### What you need to do:
Your task is to transcribe all the entries exactly, excluding pictures.

──────── Records supplied ────────

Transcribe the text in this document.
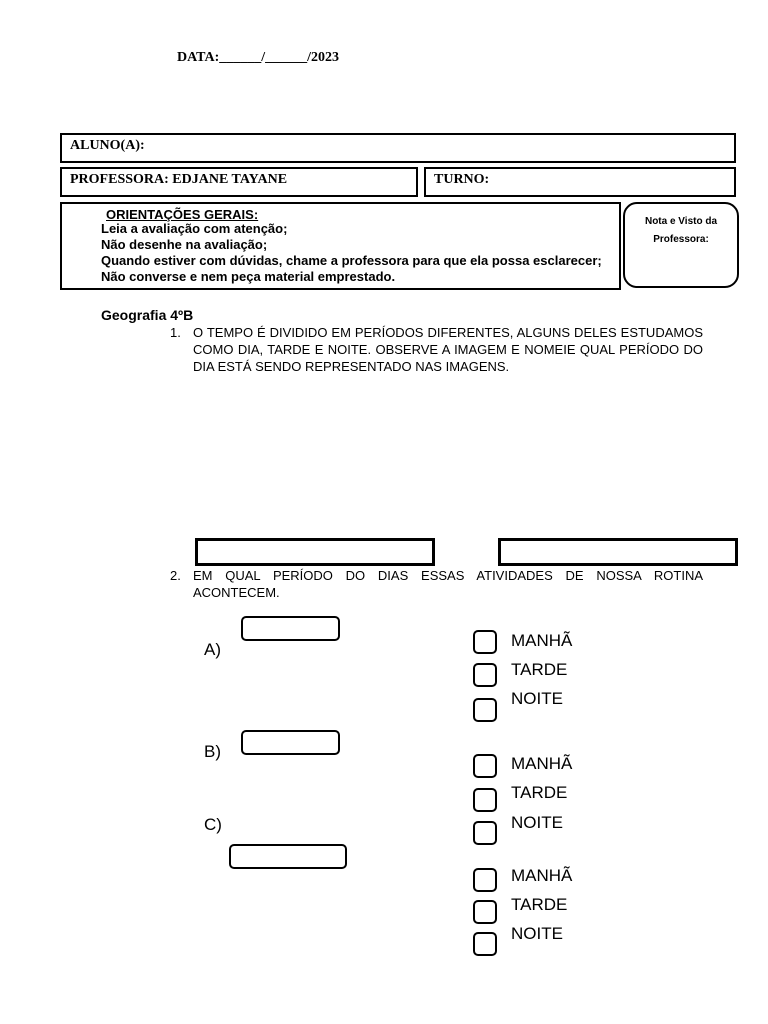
DATA:______/______/2023
ALUNO(A):
PROFESSORA: EDJANE TAYANE	TURNO:
ORIENTAÇÕES GERAIS:
Leia a avaliação com atenção;
Não desenhe na avaliação;
Quando estiver com dúvidas, chame a professora para que ela possa esclarecer;
Não converse e nem peça material emprestado.
Nota e Visto da
Professora:
Geografia 4ºB
1. O TEMPO É DIVIDIDO EM PERÍODOS DIFERENTES, ALGUNS DELES ESTUDAMOS COMO DIA, TARDE E NOITE. OBSERVE A IMAGEM E NOMEIE QUAL PERÍODO DO DIA ESTÁ SENDO REPRESENTADO NAS IMAGENS.
2. EM QUAL PERÍODO DO DIAS ESSAS ATIVIDADES DE NOSSA ROTINA ACONTECEM.
A)
B)
C)
MANHÃ
TARDE
NOITE
MANHÃ
TARDE
NOITE
MANHÃ
TARDE
NOITE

────────

### Worked answer:
Transcribe the text in this document.
DATA:______/______/2023
ALUNO(A):
PROFESSORA: EDJANE TAYANE	TURNO:
ORIENTAÇÕES GERAIS:
Leia a avaliação com atenção;
Não desenhe na avaliação;
Quando estiver com dúvidas, chame a professora para que ela possa esclarecer;
Não converse e nem peça material emprestado.
Nota e Visto da
Professora:
Geografia 4ºB
1. O TEMPO É DIVIDIDO EM PERÍODOS DIFERENTES, ALGUNS DELES ESTUDAMOS COMO DIA, TARDE E NOITE. OBSERVE A IMAGEM E NOMEIE QUAL PERÍODO DO DIA ESTÁ SENDO REPRESENTADO NAS IMAGENS.
2. EM QUAL PERÍODO DO DIAS ESSAS ATIVIDADES DE NOSSA ROTINA ACONTECEM.
A)
B)
C)
MANHÃ
TARDE
NOITE
MANHÃ
TARDE
NOITE
MANHÃ
TARDE
NOITE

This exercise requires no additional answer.